(Collection entries)
>> start
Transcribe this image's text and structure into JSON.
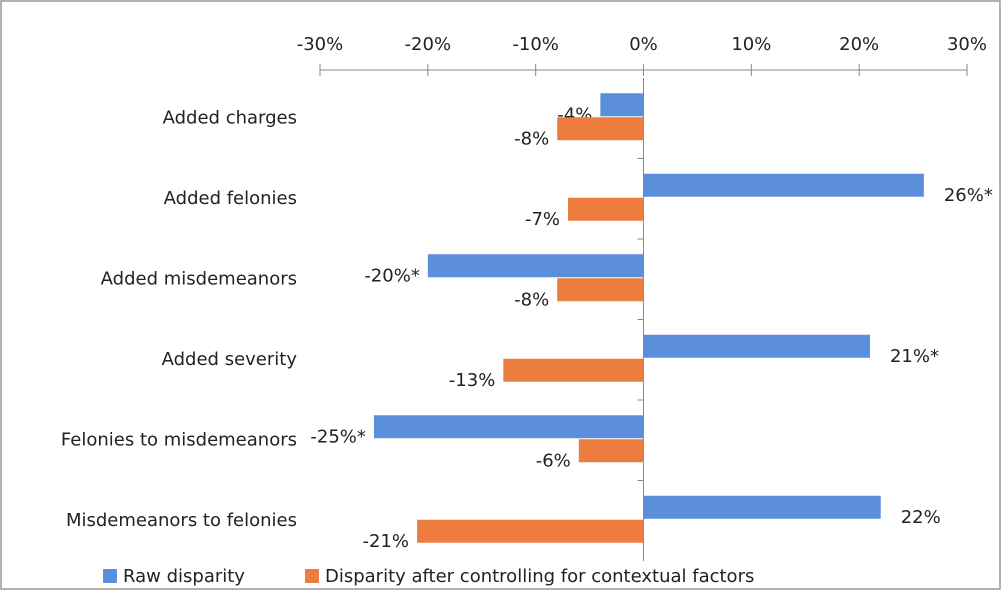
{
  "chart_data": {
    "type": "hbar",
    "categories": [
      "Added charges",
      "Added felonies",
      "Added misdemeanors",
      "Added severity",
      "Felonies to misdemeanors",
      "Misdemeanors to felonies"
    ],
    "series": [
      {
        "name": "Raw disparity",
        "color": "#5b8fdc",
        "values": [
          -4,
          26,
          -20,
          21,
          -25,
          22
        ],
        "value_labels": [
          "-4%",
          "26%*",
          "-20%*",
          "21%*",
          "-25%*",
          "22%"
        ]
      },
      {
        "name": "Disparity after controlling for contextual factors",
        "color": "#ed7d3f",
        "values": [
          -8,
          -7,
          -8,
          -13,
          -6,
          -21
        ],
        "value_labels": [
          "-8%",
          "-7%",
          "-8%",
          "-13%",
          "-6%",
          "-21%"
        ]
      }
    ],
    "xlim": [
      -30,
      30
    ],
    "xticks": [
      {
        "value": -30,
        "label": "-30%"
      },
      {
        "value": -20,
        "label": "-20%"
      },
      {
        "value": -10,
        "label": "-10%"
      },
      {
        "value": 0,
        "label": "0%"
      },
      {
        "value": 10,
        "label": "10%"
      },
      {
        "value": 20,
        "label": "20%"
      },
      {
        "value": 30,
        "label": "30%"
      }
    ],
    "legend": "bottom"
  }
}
>> end
>> start
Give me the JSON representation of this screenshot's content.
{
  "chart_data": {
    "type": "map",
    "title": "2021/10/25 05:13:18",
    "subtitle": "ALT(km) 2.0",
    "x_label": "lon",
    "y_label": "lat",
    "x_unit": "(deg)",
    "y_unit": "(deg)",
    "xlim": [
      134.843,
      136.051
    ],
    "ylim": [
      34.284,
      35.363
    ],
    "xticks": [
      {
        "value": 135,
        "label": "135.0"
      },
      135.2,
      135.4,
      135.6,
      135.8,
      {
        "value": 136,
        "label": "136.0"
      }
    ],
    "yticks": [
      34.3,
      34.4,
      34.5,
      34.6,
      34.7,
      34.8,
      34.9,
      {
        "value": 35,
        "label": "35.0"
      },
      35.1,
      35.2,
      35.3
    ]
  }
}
>> end
>> start
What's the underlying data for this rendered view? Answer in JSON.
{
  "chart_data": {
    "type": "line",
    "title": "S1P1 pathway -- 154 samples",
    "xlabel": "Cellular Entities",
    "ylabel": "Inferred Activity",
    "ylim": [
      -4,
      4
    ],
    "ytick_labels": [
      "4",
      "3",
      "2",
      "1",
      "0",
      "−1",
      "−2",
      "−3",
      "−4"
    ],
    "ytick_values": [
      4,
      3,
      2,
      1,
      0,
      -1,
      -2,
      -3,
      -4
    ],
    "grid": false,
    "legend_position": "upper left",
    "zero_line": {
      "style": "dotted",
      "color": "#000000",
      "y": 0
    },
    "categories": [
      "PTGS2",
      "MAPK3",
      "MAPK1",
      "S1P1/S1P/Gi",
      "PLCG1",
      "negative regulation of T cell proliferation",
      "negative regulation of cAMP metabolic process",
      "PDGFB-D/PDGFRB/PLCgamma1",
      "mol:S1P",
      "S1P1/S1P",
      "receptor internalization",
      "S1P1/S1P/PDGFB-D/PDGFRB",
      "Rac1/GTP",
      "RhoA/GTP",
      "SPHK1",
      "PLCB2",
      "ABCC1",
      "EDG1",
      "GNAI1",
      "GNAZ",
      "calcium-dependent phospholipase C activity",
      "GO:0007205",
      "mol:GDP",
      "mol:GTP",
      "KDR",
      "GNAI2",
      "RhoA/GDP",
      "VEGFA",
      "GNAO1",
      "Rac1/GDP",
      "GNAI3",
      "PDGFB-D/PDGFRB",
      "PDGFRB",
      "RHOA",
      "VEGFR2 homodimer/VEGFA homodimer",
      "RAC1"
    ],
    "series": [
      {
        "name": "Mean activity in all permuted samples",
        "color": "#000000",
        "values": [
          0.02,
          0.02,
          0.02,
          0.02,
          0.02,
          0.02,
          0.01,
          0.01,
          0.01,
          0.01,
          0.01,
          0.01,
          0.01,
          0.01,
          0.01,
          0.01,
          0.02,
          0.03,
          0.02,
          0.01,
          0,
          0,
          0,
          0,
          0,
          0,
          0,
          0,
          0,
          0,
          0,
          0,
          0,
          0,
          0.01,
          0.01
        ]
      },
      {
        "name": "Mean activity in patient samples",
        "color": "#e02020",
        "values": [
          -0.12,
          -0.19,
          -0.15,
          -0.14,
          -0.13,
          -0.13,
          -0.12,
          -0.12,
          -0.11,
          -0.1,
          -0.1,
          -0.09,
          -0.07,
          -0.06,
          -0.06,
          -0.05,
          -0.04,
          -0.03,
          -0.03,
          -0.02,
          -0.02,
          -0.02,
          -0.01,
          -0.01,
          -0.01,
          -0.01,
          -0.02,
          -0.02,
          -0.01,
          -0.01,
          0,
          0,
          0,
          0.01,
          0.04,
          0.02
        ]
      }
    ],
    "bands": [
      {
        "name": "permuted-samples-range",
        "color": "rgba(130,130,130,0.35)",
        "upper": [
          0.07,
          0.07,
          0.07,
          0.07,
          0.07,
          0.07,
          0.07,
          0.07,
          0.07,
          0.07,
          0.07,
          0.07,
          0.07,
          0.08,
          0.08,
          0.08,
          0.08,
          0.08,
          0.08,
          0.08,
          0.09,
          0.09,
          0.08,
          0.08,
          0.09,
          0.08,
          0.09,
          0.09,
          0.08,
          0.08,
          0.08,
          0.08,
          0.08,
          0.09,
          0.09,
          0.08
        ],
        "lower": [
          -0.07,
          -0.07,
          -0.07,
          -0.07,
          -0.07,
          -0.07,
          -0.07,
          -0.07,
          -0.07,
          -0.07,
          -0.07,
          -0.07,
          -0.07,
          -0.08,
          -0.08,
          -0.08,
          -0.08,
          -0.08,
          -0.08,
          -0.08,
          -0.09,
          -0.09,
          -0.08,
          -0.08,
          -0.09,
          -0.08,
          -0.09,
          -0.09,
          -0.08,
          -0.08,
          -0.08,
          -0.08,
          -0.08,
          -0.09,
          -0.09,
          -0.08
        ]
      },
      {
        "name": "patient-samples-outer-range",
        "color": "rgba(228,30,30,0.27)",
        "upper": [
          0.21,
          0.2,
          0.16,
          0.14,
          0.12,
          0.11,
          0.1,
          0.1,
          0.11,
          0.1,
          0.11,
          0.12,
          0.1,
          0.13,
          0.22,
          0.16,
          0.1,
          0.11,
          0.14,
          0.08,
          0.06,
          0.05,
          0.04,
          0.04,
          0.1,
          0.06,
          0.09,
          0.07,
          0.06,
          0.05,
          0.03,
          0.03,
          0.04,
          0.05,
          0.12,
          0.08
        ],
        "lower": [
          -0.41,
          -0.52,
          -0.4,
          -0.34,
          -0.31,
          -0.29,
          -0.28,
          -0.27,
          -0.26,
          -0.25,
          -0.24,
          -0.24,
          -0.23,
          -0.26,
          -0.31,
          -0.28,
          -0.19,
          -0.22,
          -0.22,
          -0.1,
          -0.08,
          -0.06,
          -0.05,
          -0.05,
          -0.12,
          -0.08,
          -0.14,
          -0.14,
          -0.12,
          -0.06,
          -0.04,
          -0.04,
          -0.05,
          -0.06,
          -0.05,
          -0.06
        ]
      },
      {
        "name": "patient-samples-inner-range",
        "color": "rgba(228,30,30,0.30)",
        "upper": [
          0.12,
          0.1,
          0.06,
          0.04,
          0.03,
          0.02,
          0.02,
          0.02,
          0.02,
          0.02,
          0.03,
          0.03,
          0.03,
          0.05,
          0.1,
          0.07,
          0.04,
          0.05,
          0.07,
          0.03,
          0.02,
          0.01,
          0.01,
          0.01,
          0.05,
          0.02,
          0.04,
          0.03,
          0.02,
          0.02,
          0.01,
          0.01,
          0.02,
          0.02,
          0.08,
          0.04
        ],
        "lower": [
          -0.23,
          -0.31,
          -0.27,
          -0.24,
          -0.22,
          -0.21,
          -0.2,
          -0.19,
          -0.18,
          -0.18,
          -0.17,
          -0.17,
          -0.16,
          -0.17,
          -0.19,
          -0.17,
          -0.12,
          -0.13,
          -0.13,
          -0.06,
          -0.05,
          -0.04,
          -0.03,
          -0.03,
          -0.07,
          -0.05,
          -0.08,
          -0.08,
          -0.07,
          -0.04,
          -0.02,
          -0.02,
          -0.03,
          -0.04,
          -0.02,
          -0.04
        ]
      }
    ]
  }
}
>> end
• **Given task**
Write only the number of lines that include "PDGFB".

• **Written solution**
3